▸ Task instructions
Report how many lines include the word "dBµV", and nothing besides that number.

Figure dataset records
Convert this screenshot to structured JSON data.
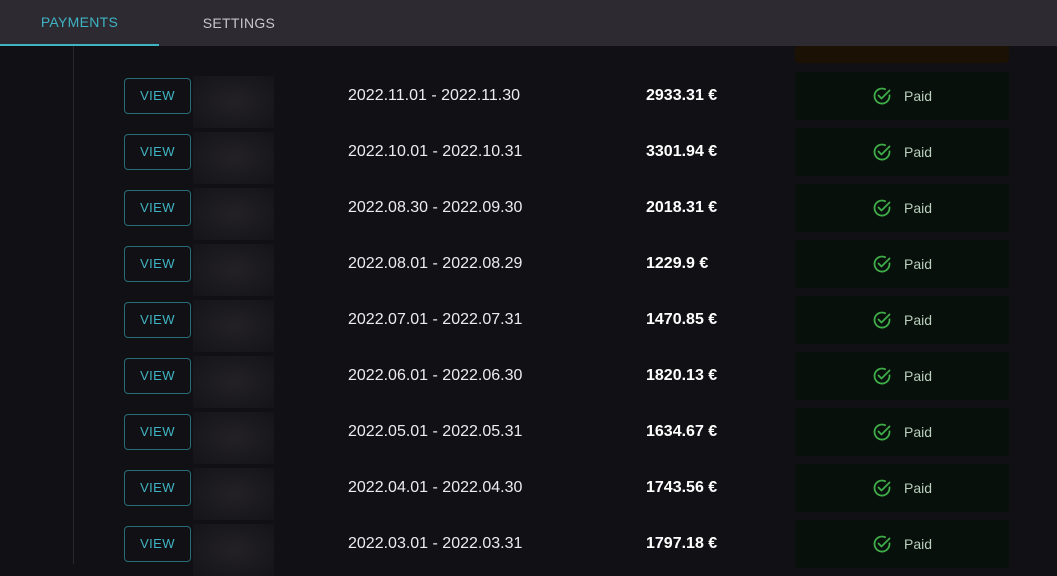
{
  "tabs": [
    {
      "label": "PAYMENTS",
      "active": true
    },
    {
      "label": "SETTINGS",
      "active": false
    }
  ],
  "colors": {
    "accent": "#3fb4c4",
    "paid": "#3fae4a",
    "header_bg": "#2d2a31",
    "page_bg": "#111014"
  },
  "payments": [
    {
      "button": "VIEW",
      "period": "2022.11.01 - 2022.11.30",
      "amount": "2933.31 €",
      "status": "Paid",
      "status_icon": "check-circle-icon"
    },
    {
      "button": "VIEW",
      "period": "2022.10.01 - 2022.10.31",
      "amount": "3301.94 €",
      "status": "Paid",
      "status_icon": "check-circle-icon"
    },
    {
      "button": "VIEW",
      "period": "2022.08.30 - 2022.09.30",
      "amount": "2018.31 €",
      "status": "Paid",
      "status_icon": "check-circle-icon"
    },
    {
      "button": "VIEW",
      "period": "2022.08.01 - 2022.08.29",
      "amount": "1229.9 €",
      "status": "Paid",
      "status_icon": "check-circle-icon"
    },
    {
      "button": "VIEW",
      "period": "2022.07.01 - 2022.07.31",
      "amount": "1470.85 €",
      "status": "Paid",
      "status_icon": "check-circle-icon"
    },
    {
      "button": "VIEW",
      "period": "2022.06.01 - 2022.06.30",
      "amount": "1820.13 €",
      "status": "Paid",
      "status_icon": "check-circle-icon"
    },
    {
      "button": "VIEW",
      "period": "2022.05.01 - 2022.05.31",
      "amount": "1634.67 €",
      "status": "Paid",
      "status_icon": "check-circle-icon"
    },
    {
      "button": "VIEW",
      "period": "2022.04.01 - 2022.04.30",
      "amount": "1743.56 €",
      "status": "Paid",
      "status_icon": "check-circle-icon"
    },
    {
      "button": "VIEW",
      "period": "2022.03.01 - 2022.03.31",
      "amount": "1797.18 €",
      "status": "Paid",
      "status_icon": "check-circle-icon"
    }
  ]
}
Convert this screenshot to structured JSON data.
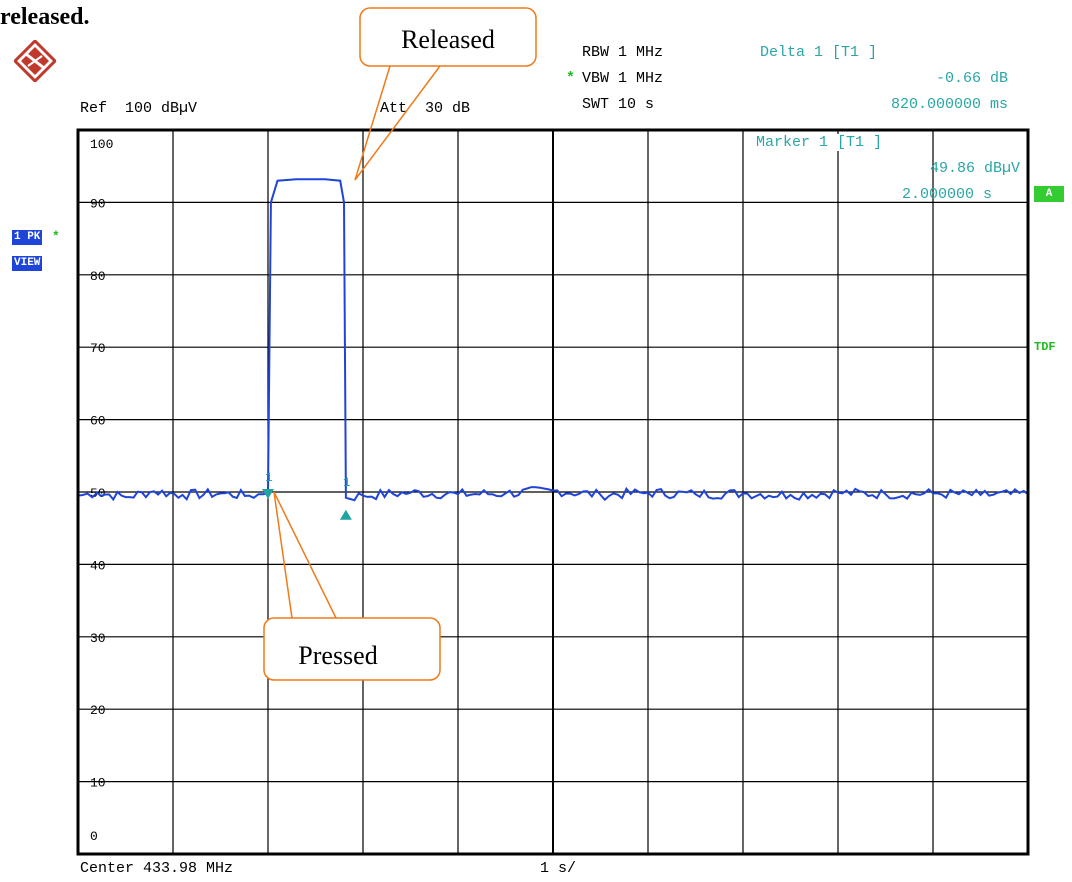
{
  "heading": "released.",
  "header": {
    "ref": "Ref  100 dBµV",
    "att": "Att  30 dB",
    "rbw": "RBW 1 MHz",
    "vbw_star": "*",
    "vbw": "VBW 1 MHz",
    "swt": "SWT 10 s",
    "delta_title": "Delta 1 [T1 ]",
    "delta_value": "-0.66 dB",
    "delta_time": "820.000000 ms",
    "marker_title": "Marker 1 [T1 ]",
    "marker_value": "49.86 dBµV",
    "marker_time": "2.000000 s"
  },
  "side": {
    "trace_badge": "1 PK",
    "trace_star": "*",
    "view_badge": "VIEW",
    "a_badge": "A",
    "tdf": "TDF"
  },
  "footer": {
    "center": "Center 433.98 MHz",
    "span": "1 s/"
  },
  "callouts": {
    "released": "Released",
    "pressed": "Pressed"
  },
  "colors": {
    "trace": "#1f44d8",
    "marker": "#21a3a0",
    "callout": "#ef7a1a",
    "grid": "#000000"
  },
  "chart_data": {
    "type": "line",
    "title": "",
    "xlabel": "Center 433.98 MHz",
    "ylabel": "",
    "xlim": [
      0,
      10
    ],
    "ylim": [
      0,
      100
    ],
    "x_unit": "s",
    "y_unit": "dBµV",
    "grid": true,
    "y_ticks": [
      0,
      10,
      20,
      30,
      40,
      50,
      60,
      70,
      80,
      90,
      100
    ],
    "series": [
      {
        "x": [
          0,
          0.2,
          0.5,
          0.8,
          1.1,
          1.5,
          1.8,
          1.95,
          2.0,
          2.03,
          2.1,
          2.3,
          2.6,
          2.76,
          2.8,
          2.82,
          3.0,
          3.5,
          4.0,
          4.5,
          5.0,
          5.5,
          6.0,
          6.5,
          7.0,
          7.5,
          8.0,
          8.5,
          9.0,
          9.5,
          10.0
        ],
        "y": [
          49.5,
          49.9,
          49.3,
          50.1,
          49.6,
          49.8,
          49.5,
          49.7,
          49.86,
          90,
          93,
          93.2,
          93.2,
          93,
          90,
          49.2,
          49.5,
          49.9,
          49.7,
          49.8,
          50.2,
          49.6,
          49.9,
          49.7,
          49.8,
          49.6,
          49.9,
          49.7,
          49.8,
          49.6,
          49.7
        ]
      }
    ],
    "markers": [
      {
        "label": "1",
        "x": 2.0,
        "y": 49.86
      },
      {
        "label": "1",
        "x": 2.82,
        "y": 49.2
      }
    ],
    "annotations": [
      "Released",
      "Pressed"
    ]
  }
}
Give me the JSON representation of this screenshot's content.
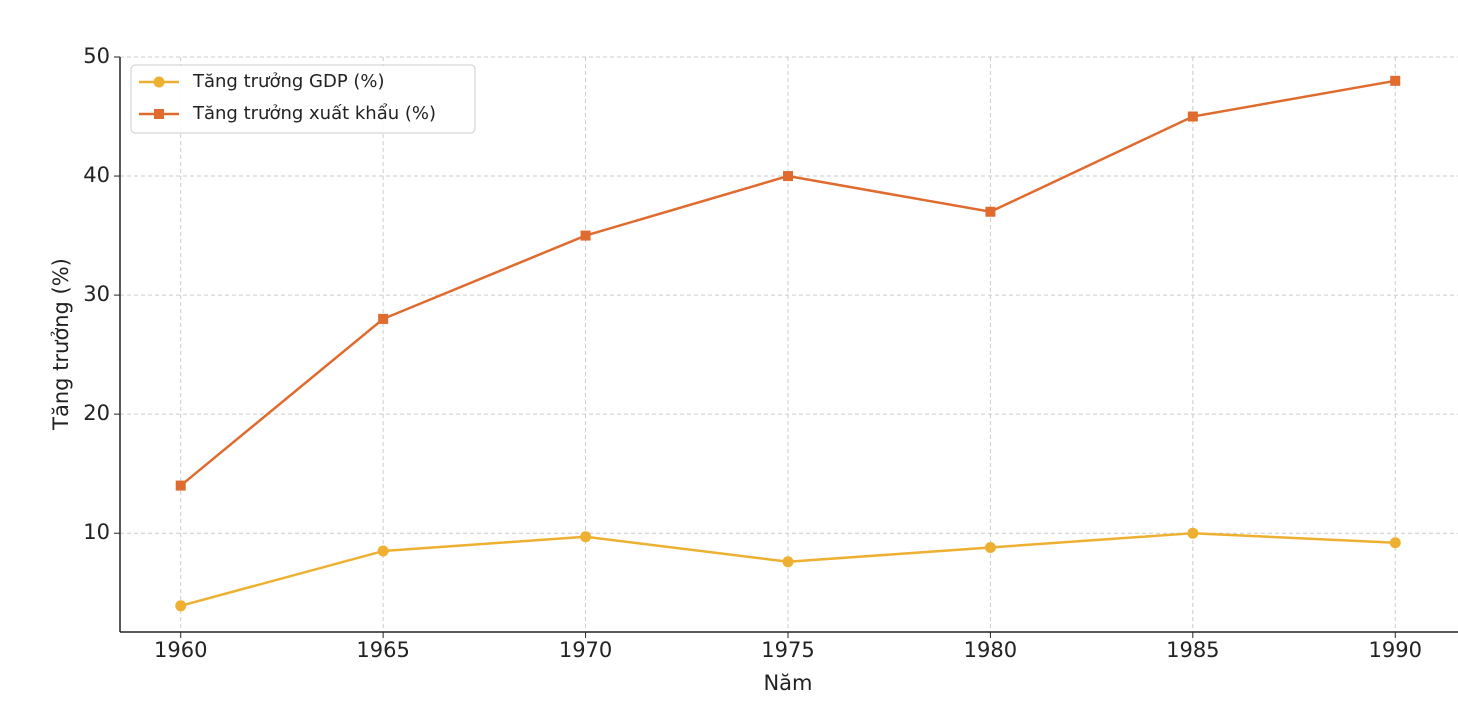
{
  "chart_data": {
    "type": "line",
    "x": [
      1960,
      1965,
      1970,
      1975,
      1980,
      1985,
      1990
    ],
    "series": [
      {
        "name": "Tăng trưởng GDP (%)",
        "color": "#eeb030",
        "marker": "circle",
        "values": [
          3.9,
          8.5,
          9.7,
          7.6,
          8.8,
          10,
          9.2
        ]
      },
      {
        "name": "Tăng trưởng xuất khẩu (%)",
        "color": "#e06b2f",
        "marker": "square",
        "values": [
          14,
          28,
          35,
          40,
          37,
          45,
          48
        ]
      }
    ],
    "xlabel": "Năm",
    "ylabel": "Tăng trưởng (%)",
    "xlim": [
      1958.5,
      1991.55
    ],
    "ylim": [
      1.7,
      50
    ],
    "xticks": [
      1960,
      1965,
      1970,
      1975,
      1980,
      1985,
      1990
    ],
    "yticks": [
      10,
      20,
      30,
      40,
      50
    ],
    "grid": true,
    "legend": "upper left"
  }
}
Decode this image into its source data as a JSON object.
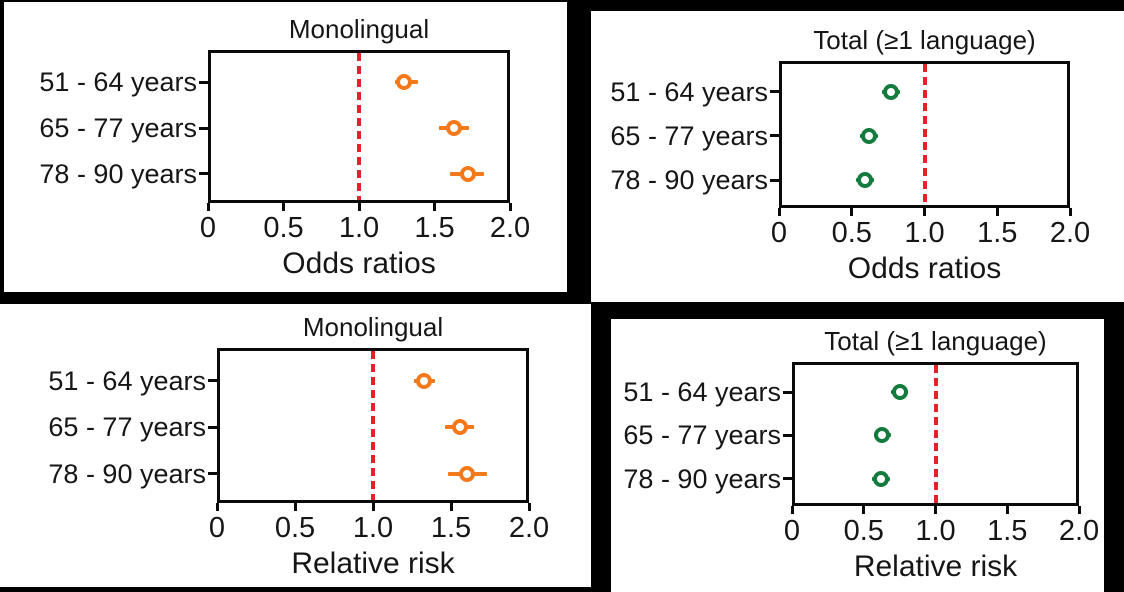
{
  "colors": {
    "background": "#000000",
    "panel": "#ffffff",
    "frame": "#0a0a0a",
    "text": "#161616",
    "reference_line": "#e6212a",
    "monolingual_marker": "#f3791b",
    "total_marker": "#147b3e"
  },
  "chart_data": [
    {
      "id": "monolingual-odds",
      "type": "scatter",
      "title": "Monolingual",
      "xlabel": "Odds ratios",
      "categories": [
        "51 - 64 years",
        "65 - 77 years",
        "78 - 90 years"
      ],
      "xlim": [
        0,
        2.0
      ],
      "xticks": [
        0,
        0.5,
        1.0,
        1.5,
        2.0
      ],
      "xtick_labels": [
        "0",
        "0.5",
        "1.0",
        "1.5",
        "2.0"
      ],
      "reference_x": 1.0,
      "grid": false,
      "series": [
        {
          "name": "Monolingual",
          "color_key": "monolingual_marker",
          "values": [
            1.3,
            1.63,
            1.72
          ],
          "ci_low": [
            1.24,
            1.53,
            1.6
          ],
          "ci_high": [
            1.39,
            1.73,
            1.83
          ]
        }
      ]
    },
    {
      "id": "total-odds",
      "type": "scatter",
      "title": "Total (≥1 language)",
      "xlabel": "Odds ratios",
      "categories": [
        "51 - 64 years",
        "65 - 77 years",
        "78 - 90 years"
      ],
      "xlim": [
        0,
        2.0
      ],
      "xticks": [
        0,
        0.5,
        1.0,
        1.5,
        2.0
      ],
      "xtick_labels": [
        "0",
        "0.5",
        "1.0",
        "1.5",
        "2.0"
      ],
      "reference_x": 1.0,
      "grid": false,
      "series": [
        {
          "name": "Total (≥1 language)",
          "color_key": "total_marker",
          "values": [
            0.77,
            0.62,
            0.59
          ],
          "ci_low": [
            0.71,
            0.56,
            0.53
          ],
          "ci_high": [
            0.83,
            0.68,
            0.65
          ]
        }
      ]
    },
    {
      "id": "monolingual-rr",
      "type": "scatter",
      "title": "Monolingual",
      "xlabel": "Relative risk",
      "categories": [
        "51 - 64 years",
        "65 - 77 years",
        "78 - 90 years"
      ],
      "xlim": [
        0,
        2.0
      ],
      "xticks": [
        0,
        0.5,
        1.0,
        1.5,
        2.0
      ],
      "xtick_labels": [
        "0",
        "0.5",
        "1.0",
        "1.5",
        "2.0"
      ],
      "reference_x": 1.0,
      "grid": false,
      "series": [
        {
          "name": "Monolingual",
          "color_key": "monolingual_marker",
          "values": [
            1.33,
            1.56,
            1.6
          ],
          "ci_low": [
            1.26,
            1.46,
            1.48
          ],
          "ci_high": [
            1.4,
            1.65,
            1.73
          ]
        }
      ]
    },
    {
      "id": "total-rr",
      "type": "scatter",
      "title": "Total (≥1 language)",
      "xlabel": "Relative risk",
      "categories": [
        "51 - 64 years",
        "65 - 77 years",
        "78 - 90 years"
      ],
      "xlim": [
        0,
        2.0
      ],
      "xticks": [
        0,
        0.5,
        1.0,
        1.5,
        2.0
      ],
      "xtick_labels": [
        "0",
        "0.5",
        "1.0",
        "1.5",
        "2.0"
      ],
      "reference_x": 1.0,
      "grid": false,
      "series": [
        {
          "name": "Total (≥1 language)",
          "color_key": "total_marker",
          "values": [
            0.75,
            0.63,
            0.62
          ],
          "ci_low": [
            0.69,
            0.57,
            0.56
          ],
          "ci_high": [
            0.81,
            0.69,
            0.68
          ]
        }
      ]
    }
  ]
}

▸ Reply to the task
3